◆ **What you are asked to do**
From the listing below, pull out every line where the string "name" appears.

══ Provided records ══

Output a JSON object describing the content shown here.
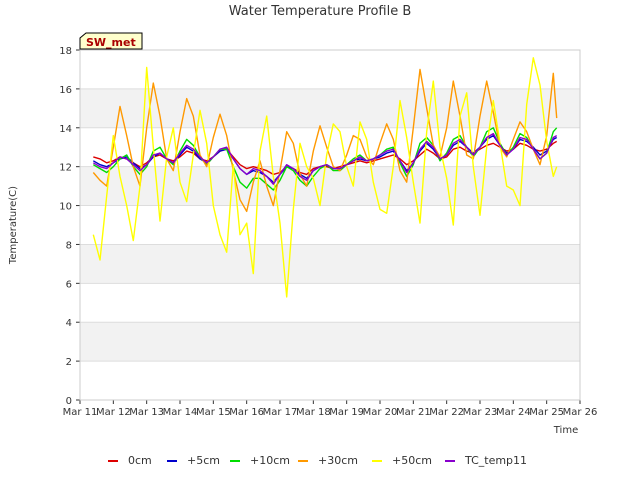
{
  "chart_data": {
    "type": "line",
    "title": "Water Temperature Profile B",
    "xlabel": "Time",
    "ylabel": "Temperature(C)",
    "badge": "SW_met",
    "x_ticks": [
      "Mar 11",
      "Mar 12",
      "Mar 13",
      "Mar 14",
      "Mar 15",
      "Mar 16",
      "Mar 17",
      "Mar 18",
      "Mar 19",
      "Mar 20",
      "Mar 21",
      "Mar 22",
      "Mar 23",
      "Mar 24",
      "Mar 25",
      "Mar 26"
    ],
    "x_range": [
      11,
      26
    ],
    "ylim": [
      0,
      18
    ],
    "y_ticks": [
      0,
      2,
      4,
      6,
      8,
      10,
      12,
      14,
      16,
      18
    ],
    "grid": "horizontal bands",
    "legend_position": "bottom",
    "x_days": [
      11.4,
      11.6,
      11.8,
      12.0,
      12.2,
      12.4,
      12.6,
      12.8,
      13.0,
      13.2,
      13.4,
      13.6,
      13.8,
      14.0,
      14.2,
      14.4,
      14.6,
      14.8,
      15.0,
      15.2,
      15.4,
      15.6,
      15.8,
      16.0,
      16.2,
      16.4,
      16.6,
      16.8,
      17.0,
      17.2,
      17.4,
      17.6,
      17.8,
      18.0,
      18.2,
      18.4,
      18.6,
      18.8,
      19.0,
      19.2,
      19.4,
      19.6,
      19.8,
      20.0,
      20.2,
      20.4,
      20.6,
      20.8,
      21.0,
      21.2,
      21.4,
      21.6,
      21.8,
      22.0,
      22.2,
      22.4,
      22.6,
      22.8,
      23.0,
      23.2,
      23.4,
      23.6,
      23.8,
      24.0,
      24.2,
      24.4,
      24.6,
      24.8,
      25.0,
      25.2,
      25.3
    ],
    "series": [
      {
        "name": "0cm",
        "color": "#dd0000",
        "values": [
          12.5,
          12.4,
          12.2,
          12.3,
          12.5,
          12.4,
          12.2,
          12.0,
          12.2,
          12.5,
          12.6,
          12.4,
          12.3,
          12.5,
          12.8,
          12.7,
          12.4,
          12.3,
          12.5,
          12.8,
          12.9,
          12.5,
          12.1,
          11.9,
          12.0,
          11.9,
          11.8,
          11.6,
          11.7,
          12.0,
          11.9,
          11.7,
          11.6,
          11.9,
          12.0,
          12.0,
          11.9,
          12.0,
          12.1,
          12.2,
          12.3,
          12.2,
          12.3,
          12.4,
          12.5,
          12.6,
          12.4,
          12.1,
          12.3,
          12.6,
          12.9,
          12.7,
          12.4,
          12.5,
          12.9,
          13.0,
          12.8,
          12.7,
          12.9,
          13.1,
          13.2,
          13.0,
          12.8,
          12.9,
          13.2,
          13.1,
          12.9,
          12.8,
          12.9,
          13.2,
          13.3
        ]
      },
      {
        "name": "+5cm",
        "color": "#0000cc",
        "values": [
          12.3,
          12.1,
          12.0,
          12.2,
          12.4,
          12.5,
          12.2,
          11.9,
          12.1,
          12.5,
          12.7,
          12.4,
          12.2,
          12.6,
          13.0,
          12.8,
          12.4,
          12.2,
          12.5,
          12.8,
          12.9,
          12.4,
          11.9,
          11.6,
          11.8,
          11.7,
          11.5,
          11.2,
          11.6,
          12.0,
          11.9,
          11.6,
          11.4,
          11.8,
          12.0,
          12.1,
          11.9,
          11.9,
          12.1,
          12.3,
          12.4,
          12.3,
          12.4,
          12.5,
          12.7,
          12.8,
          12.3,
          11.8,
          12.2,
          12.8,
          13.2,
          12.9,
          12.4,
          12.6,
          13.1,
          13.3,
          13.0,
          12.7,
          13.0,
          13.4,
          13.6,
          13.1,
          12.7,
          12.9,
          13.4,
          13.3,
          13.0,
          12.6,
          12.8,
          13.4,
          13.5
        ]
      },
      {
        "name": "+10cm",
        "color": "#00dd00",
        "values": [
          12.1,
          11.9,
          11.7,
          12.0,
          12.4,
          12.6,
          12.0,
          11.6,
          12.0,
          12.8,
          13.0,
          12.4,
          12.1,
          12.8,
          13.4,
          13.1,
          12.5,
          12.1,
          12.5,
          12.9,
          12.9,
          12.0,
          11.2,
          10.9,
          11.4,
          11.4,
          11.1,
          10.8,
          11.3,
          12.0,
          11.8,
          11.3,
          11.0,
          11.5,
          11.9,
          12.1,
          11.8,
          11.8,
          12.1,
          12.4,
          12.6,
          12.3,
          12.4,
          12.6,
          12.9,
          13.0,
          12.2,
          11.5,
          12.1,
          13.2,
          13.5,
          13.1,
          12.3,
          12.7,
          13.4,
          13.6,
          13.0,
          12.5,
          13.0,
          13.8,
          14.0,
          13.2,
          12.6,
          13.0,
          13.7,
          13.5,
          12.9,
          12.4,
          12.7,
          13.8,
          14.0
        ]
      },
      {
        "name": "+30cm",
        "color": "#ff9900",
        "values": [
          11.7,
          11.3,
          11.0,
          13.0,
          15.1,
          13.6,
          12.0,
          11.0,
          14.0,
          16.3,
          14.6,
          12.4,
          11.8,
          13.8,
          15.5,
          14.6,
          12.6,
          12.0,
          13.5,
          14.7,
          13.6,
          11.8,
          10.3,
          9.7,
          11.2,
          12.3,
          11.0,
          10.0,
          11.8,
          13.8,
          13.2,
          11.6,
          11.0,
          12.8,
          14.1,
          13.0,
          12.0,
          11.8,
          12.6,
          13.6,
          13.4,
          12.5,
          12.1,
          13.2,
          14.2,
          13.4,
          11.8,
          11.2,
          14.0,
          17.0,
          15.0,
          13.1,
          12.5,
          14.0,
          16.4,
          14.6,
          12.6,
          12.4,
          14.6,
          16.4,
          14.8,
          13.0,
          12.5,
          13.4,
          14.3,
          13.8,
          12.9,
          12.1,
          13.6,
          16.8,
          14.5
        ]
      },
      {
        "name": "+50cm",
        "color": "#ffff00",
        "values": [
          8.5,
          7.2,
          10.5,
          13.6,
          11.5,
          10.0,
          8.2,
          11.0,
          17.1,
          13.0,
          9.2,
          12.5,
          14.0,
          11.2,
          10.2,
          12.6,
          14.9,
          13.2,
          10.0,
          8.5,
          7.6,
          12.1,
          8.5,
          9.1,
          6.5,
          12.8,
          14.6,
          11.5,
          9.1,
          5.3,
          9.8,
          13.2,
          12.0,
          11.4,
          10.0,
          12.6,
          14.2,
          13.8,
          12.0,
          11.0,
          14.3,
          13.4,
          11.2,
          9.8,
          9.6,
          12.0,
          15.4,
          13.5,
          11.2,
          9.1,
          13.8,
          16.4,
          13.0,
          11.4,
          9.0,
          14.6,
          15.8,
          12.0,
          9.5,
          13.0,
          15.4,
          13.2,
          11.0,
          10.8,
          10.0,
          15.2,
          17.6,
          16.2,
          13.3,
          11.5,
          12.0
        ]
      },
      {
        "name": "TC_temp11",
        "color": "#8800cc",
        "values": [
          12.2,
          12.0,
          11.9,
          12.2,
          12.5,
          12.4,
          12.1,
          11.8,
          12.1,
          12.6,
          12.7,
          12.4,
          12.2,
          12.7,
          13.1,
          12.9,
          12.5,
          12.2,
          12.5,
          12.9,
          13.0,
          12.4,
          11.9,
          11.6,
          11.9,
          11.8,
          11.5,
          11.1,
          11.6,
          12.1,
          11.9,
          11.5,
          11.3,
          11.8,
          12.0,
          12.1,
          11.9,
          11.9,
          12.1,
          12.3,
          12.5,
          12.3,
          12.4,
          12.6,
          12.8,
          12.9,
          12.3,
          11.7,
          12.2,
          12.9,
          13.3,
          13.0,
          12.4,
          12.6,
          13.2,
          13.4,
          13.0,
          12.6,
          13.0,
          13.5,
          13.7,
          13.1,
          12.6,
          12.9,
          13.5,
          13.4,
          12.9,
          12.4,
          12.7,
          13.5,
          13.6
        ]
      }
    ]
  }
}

═══
══ Provided records ══

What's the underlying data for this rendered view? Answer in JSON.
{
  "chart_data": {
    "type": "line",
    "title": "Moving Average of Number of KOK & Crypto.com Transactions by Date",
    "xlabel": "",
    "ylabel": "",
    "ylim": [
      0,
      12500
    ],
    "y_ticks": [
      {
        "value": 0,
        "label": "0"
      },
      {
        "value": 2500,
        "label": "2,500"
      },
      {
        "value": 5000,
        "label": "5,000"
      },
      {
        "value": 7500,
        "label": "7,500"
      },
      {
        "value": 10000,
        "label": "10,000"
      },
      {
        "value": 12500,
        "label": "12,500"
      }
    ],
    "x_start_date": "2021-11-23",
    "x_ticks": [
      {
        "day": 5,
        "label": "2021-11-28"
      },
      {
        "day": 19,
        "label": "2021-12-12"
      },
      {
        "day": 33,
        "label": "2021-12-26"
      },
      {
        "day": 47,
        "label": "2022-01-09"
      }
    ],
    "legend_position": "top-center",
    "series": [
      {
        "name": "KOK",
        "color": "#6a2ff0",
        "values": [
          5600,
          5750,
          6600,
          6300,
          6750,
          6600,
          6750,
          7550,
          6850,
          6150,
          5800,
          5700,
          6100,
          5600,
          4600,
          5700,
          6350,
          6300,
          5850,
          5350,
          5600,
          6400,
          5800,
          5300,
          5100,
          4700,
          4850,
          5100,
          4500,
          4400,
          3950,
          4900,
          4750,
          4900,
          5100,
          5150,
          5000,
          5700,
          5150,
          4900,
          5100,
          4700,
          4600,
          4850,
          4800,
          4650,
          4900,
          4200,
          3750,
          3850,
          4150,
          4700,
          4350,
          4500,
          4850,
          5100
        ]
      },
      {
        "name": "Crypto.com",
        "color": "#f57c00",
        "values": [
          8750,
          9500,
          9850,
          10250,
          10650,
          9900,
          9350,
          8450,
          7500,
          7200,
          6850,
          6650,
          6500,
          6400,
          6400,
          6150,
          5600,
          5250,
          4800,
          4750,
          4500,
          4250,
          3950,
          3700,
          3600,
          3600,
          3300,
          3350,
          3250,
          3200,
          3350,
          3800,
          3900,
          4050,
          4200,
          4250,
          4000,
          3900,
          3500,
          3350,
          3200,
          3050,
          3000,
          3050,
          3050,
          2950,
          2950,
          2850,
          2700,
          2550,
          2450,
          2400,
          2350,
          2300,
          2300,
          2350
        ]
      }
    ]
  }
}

═══
══ Provided records ══

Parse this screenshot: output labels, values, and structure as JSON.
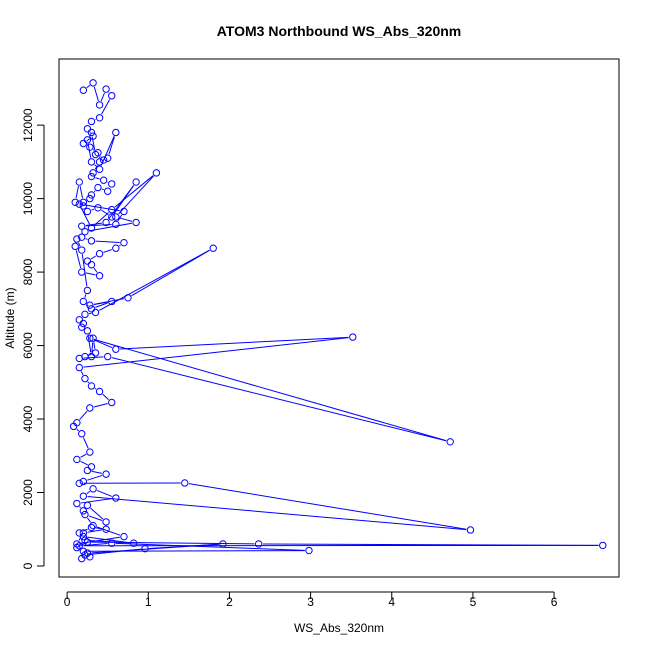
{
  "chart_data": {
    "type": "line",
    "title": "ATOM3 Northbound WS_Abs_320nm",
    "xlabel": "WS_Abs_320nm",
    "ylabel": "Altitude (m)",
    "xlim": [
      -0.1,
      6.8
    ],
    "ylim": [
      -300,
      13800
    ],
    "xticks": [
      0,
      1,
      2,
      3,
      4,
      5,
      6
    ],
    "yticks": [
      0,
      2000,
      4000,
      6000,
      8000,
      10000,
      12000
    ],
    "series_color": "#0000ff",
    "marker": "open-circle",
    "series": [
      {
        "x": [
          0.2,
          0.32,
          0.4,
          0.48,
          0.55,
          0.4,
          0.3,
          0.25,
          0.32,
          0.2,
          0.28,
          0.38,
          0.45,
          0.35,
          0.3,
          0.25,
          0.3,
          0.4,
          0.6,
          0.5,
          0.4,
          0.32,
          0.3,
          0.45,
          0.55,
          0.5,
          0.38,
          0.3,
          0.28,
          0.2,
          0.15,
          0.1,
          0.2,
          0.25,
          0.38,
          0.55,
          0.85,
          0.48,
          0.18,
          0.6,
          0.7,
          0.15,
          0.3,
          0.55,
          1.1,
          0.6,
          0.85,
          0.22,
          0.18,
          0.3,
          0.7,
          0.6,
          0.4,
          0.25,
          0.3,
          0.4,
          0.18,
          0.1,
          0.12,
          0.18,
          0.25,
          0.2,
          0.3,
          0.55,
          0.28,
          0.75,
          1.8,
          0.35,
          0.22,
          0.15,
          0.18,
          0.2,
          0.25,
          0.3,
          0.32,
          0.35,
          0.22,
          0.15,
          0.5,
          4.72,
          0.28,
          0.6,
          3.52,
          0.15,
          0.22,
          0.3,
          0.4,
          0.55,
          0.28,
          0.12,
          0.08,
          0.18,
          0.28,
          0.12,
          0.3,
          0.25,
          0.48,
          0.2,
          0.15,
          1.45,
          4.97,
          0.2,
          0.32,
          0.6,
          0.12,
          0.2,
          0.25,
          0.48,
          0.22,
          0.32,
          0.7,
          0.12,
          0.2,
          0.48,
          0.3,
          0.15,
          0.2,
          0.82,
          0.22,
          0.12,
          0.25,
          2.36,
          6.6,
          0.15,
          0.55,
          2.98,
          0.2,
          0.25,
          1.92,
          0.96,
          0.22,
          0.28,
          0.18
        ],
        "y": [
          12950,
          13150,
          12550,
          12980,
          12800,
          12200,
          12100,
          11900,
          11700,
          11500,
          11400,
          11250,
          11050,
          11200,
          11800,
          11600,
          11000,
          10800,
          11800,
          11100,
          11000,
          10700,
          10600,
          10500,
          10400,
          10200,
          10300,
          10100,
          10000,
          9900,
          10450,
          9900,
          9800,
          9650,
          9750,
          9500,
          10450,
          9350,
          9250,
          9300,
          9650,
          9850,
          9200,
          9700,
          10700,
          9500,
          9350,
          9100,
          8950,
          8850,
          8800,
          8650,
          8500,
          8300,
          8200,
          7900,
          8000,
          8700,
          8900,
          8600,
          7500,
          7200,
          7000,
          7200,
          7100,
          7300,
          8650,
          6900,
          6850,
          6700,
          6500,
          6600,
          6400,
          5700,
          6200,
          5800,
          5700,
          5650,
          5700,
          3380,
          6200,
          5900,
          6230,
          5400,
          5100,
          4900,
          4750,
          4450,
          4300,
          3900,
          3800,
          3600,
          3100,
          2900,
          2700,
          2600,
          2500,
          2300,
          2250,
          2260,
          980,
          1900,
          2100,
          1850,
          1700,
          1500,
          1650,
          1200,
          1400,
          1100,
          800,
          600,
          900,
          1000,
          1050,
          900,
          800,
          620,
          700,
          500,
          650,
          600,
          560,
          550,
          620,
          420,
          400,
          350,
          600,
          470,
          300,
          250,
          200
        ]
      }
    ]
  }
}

═══

◆ **Solution to the exercise**
        "name": "0cm",
        "name": "+5cm",
        "name": "+10cm",
        "name": "+30cm",
        "name": "+50cm",
        "name": "TC_temp11",
        "name": "KOK",
        "name": "Crypto.com",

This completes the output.